## TASK BRIEF
Find the word "这一阶段" in the data. Return every line where it appears.
==== RECORDS SUPPLIED
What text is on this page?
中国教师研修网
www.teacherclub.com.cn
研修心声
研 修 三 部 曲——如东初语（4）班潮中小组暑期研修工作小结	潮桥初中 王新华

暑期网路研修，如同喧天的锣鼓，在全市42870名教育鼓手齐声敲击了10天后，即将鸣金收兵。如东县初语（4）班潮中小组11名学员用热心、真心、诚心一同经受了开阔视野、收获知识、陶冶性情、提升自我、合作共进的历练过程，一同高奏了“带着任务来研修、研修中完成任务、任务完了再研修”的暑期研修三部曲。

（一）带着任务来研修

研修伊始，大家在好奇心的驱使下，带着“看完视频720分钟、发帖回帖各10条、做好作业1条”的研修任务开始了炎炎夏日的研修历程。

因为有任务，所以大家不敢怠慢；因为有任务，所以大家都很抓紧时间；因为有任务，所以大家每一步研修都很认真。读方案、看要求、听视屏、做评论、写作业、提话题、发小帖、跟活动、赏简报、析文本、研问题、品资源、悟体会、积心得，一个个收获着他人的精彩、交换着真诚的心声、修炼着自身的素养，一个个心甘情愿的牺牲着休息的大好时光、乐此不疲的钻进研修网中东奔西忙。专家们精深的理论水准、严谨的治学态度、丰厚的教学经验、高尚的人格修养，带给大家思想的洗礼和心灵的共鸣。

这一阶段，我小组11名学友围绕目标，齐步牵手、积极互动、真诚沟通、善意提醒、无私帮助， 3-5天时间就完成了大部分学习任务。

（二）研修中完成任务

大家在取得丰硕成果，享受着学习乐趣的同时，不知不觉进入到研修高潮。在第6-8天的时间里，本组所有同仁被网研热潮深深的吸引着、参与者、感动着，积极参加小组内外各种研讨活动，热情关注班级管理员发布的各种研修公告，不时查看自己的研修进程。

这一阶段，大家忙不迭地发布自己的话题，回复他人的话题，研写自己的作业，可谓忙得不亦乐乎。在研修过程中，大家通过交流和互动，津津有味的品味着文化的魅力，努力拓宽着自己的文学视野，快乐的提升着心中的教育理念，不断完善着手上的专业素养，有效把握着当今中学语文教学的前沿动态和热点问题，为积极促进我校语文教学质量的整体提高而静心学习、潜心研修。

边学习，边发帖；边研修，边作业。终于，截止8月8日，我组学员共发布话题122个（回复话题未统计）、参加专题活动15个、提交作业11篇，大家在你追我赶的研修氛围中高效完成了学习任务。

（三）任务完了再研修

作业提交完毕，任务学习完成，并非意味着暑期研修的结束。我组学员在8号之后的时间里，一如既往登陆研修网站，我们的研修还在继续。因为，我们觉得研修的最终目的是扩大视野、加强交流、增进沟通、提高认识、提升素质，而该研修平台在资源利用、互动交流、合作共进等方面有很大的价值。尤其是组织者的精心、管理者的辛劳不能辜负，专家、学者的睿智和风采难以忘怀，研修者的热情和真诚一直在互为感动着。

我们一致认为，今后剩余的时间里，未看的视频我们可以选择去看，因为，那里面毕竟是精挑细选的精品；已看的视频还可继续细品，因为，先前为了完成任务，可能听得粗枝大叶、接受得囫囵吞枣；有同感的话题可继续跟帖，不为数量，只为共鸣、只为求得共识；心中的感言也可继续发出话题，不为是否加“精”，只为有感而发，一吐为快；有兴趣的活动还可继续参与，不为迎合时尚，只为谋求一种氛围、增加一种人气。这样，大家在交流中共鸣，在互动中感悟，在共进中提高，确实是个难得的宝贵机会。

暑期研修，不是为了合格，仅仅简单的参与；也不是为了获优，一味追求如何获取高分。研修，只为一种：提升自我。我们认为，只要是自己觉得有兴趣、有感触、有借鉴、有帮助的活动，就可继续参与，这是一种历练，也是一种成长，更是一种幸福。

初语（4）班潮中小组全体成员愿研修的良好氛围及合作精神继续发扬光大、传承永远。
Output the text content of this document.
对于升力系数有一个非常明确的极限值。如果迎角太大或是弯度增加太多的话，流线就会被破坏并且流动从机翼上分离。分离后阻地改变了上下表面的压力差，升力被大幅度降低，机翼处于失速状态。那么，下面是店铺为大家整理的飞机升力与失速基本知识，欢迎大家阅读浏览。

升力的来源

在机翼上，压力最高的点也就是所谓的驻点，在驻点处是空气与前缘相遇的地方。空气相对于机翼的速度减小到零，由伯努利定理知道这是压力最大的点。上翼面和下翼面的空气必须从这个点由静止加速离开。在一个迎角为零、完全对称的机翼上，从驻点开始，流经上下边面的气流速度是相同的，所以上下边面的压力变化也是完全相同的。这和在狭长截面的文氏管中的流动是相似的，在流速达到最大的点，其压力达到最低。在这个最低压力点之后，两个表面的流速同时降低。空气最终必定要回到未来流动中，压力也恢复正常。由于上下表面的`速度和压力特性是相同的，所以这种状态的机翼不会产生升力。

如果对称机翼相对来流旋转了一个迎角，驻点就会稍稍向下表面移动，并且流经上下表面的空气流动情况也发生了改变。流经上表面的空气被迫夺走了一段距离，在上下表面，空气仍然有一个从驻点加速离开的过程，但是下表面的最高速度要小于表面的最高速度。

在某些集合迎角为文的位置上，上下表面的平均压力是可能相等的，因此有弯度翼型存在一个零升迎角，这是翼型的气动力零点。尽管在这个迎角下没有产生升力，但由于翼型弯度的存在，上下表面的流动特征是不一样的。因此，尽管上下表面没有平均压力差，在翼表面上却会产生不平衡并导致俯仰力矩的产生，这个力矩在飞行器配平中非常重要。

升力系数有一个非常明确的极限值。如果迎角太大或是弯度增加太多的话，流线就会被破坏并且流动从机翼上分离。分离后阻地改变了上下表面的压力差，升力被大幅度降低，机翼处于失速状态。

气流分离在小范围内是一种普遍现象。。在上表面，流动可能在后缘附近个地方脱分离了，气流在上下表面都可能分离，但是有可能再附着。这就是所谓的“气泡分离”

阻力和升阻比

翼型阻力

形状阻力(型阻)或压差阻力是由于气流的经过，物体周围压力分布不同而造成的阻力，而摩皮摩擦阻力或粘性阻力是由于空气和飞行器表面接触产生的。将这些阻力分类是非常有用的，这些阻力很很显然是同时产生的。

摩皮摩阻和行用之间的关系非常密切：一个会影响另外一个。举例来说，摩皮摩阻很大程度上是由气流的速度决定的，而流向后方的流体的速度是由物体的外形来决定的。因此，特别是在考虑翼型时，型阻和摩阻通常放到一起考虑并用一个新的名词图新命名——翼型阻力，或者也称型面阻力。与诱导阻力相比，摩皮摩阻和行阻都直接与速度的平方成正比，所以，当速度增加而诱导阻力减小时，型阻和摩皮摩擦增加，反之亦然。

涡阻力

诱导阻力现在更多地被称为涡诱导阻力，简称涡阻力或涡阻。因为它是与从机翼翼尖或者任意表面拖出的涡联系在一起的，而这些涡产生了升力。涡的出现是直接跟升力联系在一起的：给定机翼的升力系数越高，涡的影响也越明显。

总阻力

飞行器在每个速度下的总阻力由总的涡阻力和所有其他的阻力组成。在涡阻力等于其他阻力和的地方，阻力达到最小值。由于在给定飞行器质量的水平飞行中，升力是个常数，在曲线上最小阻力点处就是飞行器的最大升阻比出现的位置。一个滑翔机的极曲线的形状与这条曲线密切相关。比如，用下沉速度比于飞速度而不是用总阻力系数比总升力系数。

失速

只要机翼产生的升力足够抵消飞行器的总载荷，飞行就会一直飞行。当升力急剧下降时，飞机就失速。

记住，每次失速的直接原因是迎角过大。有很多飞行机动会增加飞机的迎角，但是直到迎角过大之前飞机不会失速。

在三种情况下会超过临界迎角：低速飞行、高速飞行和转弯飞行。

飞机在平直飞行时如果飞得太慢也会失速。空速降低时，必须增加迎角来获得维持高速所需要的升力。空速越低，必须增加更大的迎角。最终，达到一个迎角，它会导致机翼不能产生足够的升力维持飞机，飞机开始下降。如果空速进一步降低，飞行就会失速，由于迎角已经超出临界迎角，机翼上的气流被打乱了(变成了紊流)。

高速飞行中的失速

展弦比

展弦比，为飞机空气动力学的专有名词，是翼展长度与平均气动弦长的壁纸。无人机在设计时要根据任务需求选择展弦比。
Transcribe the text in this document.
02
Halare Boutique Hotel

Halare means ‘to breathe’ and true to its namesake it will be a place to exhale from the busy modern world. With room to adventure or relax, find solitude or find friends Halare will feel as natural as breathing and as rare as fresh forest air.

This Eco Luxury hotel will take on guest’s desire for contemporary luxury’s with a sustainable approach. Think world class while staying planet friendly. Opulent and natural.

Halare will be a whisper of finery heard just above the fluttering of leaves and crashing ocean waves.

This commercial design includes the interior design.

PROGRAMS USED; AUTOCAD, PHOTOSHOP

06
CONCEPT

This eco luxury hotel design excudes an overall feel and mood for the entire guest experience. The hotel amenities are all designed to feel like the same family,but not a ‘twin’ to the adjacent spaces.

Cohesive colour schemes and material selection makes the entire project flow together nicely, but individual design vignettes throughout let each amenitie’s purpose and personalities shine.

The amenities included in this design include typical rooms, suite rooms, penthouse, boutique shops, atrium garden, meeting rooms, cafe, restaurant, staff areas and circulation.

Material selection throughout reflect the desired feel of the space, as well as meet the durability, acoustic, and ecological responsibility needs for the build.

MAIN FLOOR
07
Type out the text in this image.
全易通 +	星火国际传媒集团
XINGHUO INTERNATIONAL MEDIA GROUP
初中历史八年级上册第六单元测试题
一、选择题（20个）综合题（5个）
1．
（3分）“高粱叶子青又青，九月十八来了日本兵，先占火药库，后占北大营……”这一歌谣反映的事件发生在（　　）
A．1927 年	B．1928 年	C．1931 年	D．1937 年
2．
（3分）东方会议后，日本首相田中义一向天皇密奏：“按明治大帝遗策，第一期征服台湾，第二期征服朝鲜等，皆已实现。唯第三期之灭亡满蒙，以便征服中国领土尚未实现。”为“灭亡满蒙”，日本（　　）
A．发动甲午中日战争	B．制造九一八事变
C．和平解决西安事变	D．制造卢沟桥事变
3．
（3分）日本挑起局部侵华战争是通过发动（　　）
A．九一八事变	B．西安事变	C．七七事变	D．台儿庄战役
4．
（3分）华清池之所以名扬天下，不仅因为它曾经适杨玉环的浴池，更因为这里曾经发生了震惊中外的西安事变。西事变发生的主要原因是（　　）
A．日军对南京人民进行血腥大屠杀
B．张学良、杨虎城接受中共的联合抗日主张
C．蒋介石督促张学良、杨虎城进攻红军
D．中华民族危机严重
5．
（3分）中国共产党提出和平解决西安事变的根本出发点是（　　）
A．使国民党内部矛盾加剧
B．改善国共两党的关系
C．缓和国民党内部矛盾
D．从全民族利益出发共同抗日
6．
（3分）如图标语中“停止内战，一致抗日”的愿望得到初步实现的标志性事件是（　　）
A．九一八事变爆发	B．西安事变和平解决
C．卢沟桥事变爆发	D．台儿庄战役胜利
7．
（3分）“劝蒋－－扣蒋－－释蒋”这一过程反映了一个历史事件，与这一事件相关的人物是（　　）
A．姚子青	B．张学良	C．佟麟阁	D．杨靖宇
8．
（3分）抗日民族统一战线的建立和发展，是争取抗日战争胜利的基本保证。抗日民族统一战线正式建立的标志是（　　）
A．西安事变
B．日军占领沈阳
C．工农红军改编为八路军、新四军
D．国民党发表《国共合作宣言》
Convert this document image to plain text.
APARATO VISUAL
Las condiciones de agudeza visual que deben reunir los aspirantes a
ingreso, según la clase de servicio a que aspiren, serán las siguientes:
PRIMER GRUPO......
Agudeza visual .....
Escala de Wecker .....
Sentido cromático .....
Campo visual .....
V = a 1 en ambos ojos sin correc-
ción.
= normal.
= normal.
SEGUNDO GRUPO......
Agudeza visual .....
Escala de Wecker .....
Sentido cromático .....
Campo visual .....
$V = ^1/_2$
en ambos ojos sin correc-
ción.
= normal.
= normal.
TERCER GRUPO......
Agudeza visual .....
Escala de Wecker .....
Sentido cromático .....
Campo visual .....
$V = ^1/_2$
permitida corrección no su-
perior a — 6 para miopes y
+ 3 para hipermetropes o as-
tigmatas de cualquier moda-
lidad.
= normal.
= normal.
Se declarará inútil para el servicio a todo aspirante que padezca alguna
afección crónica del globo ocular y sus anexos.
========
## REPLY TO THE EXERCISE
这一阶段，我小组11名学友围绕目标，齐步牵手、积极互动、真诚沟通、善意提醒、无私帮助， 3-5天时间就完成了大部分学习任务。
这一阶段，大家忙不迭地发布自己的话题，回复他人的话题，研写自己的作业，可谓忙得不亦乐乎。在研修过程中，大家通过交流和互动，津津有味的品味着文化的魅力，努力拓宽着自己的文学视野，快乐的提升着心中的教育理念，不断完善着手上的专业素养，有效把握着当今中学语文教学的前沿动态和热点问题，为积极促进我校语文教学质量的整体提高而静心学习、潜心研修。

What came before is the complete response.